* [EXERCISE DETAILS]:
Copy out all lines carrying the word "ΔΡΟΜΕΙΣ".

# ENTRIES SUPPLIED start

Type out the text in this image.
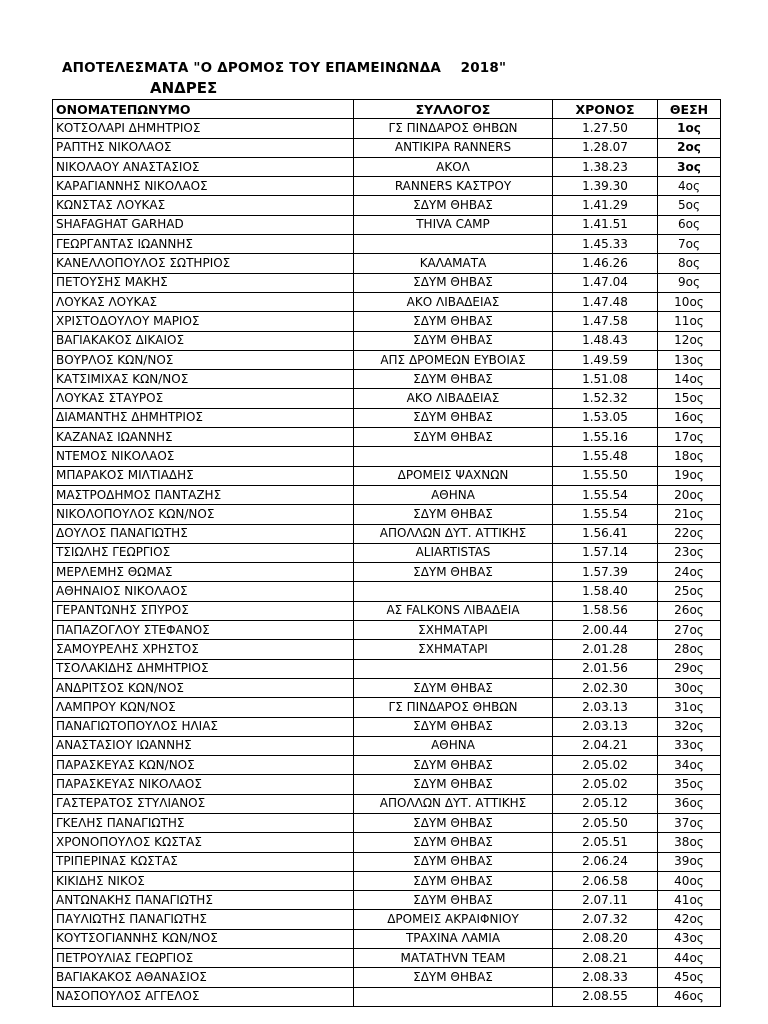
ΑΠΟΤΕΛΕΣΜΑΤΑ "Ο ΔΡΟΜΟΣ ΤΟΥ ΕΠΑΜΕΙΝΩΝΔΑ    2018"
ΑΝΔΡΕΣ
ΟΝΟΜΑΤΕΠΩΝΥΜΟ	ΣΥΛΛΟΓΟΣ	ΧΡΟΝΟΣ	ΘΕΣΗ
ΚΟΤΣΟΛΑΡΙ ΔΗΜΗΤΡΙΟΣ	ΓΣ ΠΙΝΔΑΡΟΣ ΘΗΒΩΝ	1.27.50	1ος
ΡΑΠΤΗΣ ΝΙΚΟΛΑΟΣ	ΑΝΤΙΚΙΡΑ RANNERS	1.28.07	2ος
ΝΙΚΟΛΑΟΥ ΑΝΑΣΤΑΣΙΟΣ	ΑΚΟΛ	1.38.23	3ος
ΚΑΡΑΓΙΑΝΝΗΣ ΝΙΚΟΛΑΟΣ	RANNERS ΚΑΣΤΡΟΥ	1.39.30	4ος
ΚΩΝΣΤΑΣ ΛΟΥΚΑΣ	ΣΔΥΜ ΘΗΒΑΣ	1.41.29	5ος
SHAFAGHAT GARHAD	THIVA CAMP	1.41.51	6ος
ΓΕΩΡΓΑΝΤΑΣ ΙΩΑΝΝΗΣ		1.45.33	7ος
ΚΑΝΕΛΛΟΠΟΥΛΟΣ ΣΩΤΗΡΙΟΣ	ΚΑΛΑΜΑΤΑ	1.46.26	8ος
ΠΕΤΟΥΣΗΣ ΜΑΚΗΣ	ΣΔΥΜ ΘΗΒΑΣ	1.47.04	9ος
ΛΟΥΚΑΣ ΛΟΥΚΑΣ	ΑΚΟ ΛΙΒΑΔΕΙΑΣ	1.47.48	10ος
ΧΡΙΣΤΟΔΟΥΛΟΥ ΜΑΡΙΟΣ	ΣΔΥΜ ΘΗΒΑΣ	1.47.58	11ος
ΒΑΓΙΑΚΑΚΟΣ ΔΙΚΑΙΟΣ	ΣΔΥΜ ΘΗΒΑΣ	1.48.43	12ος
ΒΟΥΡΛΟΣ ΚΩΝ/ΝΟΣ	ΑΠΣ ΔΡΟΜΕΩΝ ΕΥΒΟΙΑΣ	1.49.59	13ος
ΚΑΤΣΙΜΙΧΑΣ ΚΩΝ/ΝΟΣ	ΣΔΥΜ ΘΗΒΑΣ	1.51.08	14ος
ΛΟΥΚΑΣ ΣΤΑΥΡΟΣ	ΑΚΟ ΛΙΒΑΔΕΙΑΣ	1.52.32	15ος
ΔΙΑΜΑΝΤΗΣ ΔΗΜΗΤΡΙΟΣ	ΣΔΥΜ ΘΗΒΑΣ	1.53.05	16ος
ΚΑΖΑΝΑΣ ΙΩΑΝΝΗΣ	ΣΔΥΜ ΘΗΒΑΣ	1.55.16	17ος
ΝΤΕΜΟΣ ΝΙΚΟΛΑΟΣ		1.55.48	18ος
ΜΠΑΡΑΚΟΣ ΜΙΛΤΙΑΔΗΣ	ΔΡΟΜΕΙΣ ΨΑΧΝΩΝ	1.55.50	19ος
ΜΑΣΤΡΟΔΗΜΟΣ ΠΑΝΤΑΖΗΣ	ΑΘΗΝΑ	1.55.54	20ος
ΝΙΚΟΛΟΠΟΥΛΟΣ ΚΩΝ/ΝΟΣ	ΣΔΥΜ ΘΗΒΑΣ	1.55.54	21ος
ΔΟΥΛΟΣ ΠΑΝΑΓΙΩΤΗΣ	ΑΠΟΛΛΩΝ ΔΥΤ. ΑΤΤΙΚΗΣ	1.56.41	22ος
ΤΣΙΩΛΗΣ ΓΕΩΡΓΙΟΣ	ALIARTISTAS	1.57.14	23ος
ΜΕΡΛΕΜΗΣ ΘΩΜΑΣ	ΣΔΥΜ ΘΗΒΑΣ	1.57.39	24ος
ΑΘΗΝΑΙΟΣ ΝΙΚΟΛΑΟΣ		1.58.40	25ος
ΓΕΡΑΝΤΩΝΗΣ ΣΠΥΡΟΣ	ΑΣ FALKONS ΛΙΒΑΔΕΙΑ	1.58.56	26ος
ΠΑΠΑΖΟΓΛΟΥ ΣΤΕΦΑΝΟΣ	ΣΧΗΜΑΤΑΡΙ	2.00.44	27ος
ΣΑΜΟΥΡΕΛΗΣ ΧΡΗΣΤΟΣ	ΣΧΗΜΑΤΑΡΙ	2.01.28	28ος
ΤΣΟΛΑΚΙΔΗΣ ΔΗΜΗΤΡΙΟΣ		2.01.56	29ος
ΑΝΔΡΙΤΣΟΣ ΚΩΝ/ΝΟΣ	ΣΔΥΜ ΘΗΒΑΣ	2.02.30	30ος
ΛΑΜΠΡΟΥ ΚΩΝ/ΝΟΣ	ΓΣ ΠΙΝΔΑΡΟΣ ΘΗΒΩΝ	2.03.13	31ος
ΠΑΝΑΓΙΩΤΟΠΟΥΛΟΣ ΗΛΙΑΣ	ΣΔΥΜ ΘΗΒΑΣ	2.03.13	32ος
ΑΝΑΣΤΑΣΙΟΥ ΙΩΑΝΝΗΣ	ΑΘΗΝΑ	2.04.21	33ος
ΠΑΡΑΣΚΕΥΑΣ ΚΩΝ/ΝΟΣ	ΣΔΥΜ ΘΗΒΑΣ	2.05.02	34ος
ΠΑΡΑΣΚΕΥΑΣ ΝΙΚΟΛΑΟΣ	ΣΔΥΜ ΘΗΒΑΣ	2.05.02	35ος
ΓΑΣΤΕΡΑΤΟΣ ΣΤΥΛΙΑΝΟΣ	ΑΠΟΛΛΩΝ ΔΥΤ. ΑΤΤΙΚΗΣ	2.05.12	36ος
ΓΚΕΛΗΣ ΠΑΝΑΓΙΩΤΗΣ	ΣΔΥΜ ΘΗΒΑΣ	2.05.50	37ος
ΧΡΟΝΟΠΟΥΛΟΣ ΚΩΣΤΑΣ	ΣΔΥΜ ΘΗΒΑΣ	2.05.51	38ος
ΤΡΙΠΕΡΙΝΑΣ ΚΩΣΤΑΣ	ΣΔΥΜ ΘΗΒΑΣ	2.06.24	39ος
ΚΙΚΙΔΗΣ ΝΙΚΟΣ	ΣΔΥΜ ΘΗΒΑΣ	2.06.58	40ος
ΑΝΤΩΝΑΚΗΣ ΠΑΝΑΓΙΩΤΗΣ	ΣΔΥΜ ΘΗΒΑΣ	2.07.11	41ος
ΠΑΥΛΙΩΤΗΣ ΠΑΝΑΓΙΩΤΗΣ	ΔΡΟΜΕΙΣ ΑΚΡΑΙΦΝΙΟΥ	2.07.32	42ος
ΚΟΥΤΣΟΓΙΑΝΝΗΣ ΚΩΝ/ΝΟΣ	ΤΡΑΧΙΝΑ ΛΑΜΙΑ	2.08.20	43ος
ΠΕΤΡΟΥΛΙΑΣ ΓΕΩΡΓΙΟΣ	ΜΑΤΑΤΗVN TEAM	2.08.21	44ος
ΒΑΓΙΑΚΑΚΟΣ ΑΘΑΝΑΣΙΟΣ	ΣΔΥΜ ΘΗΒΑΣ	2.08.33	45ος
ΝΑΣΟΠΟΥΛΟΣ ΑΓΓΕΛΟΣ		2.08.55	46ος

# ENTRIES SUPPLIED end

* [FINISHED ANSWER]:
ΜΠΑΡΑΚΟΣ ΜΙΛΤΙΑΔΗΣ	ΔΡΟΜΕΙΣ ΨΑΧΝΩΝ	1.55.50	19ος
ΠΑΥΛΙΩΤΗΣ ΠΑΝΑΓΙΩΤΗΣ	ΔΡΟΜΕΙΣ ΑΚΡΑΙΦΝΙΟΥ	2.07.32	42ος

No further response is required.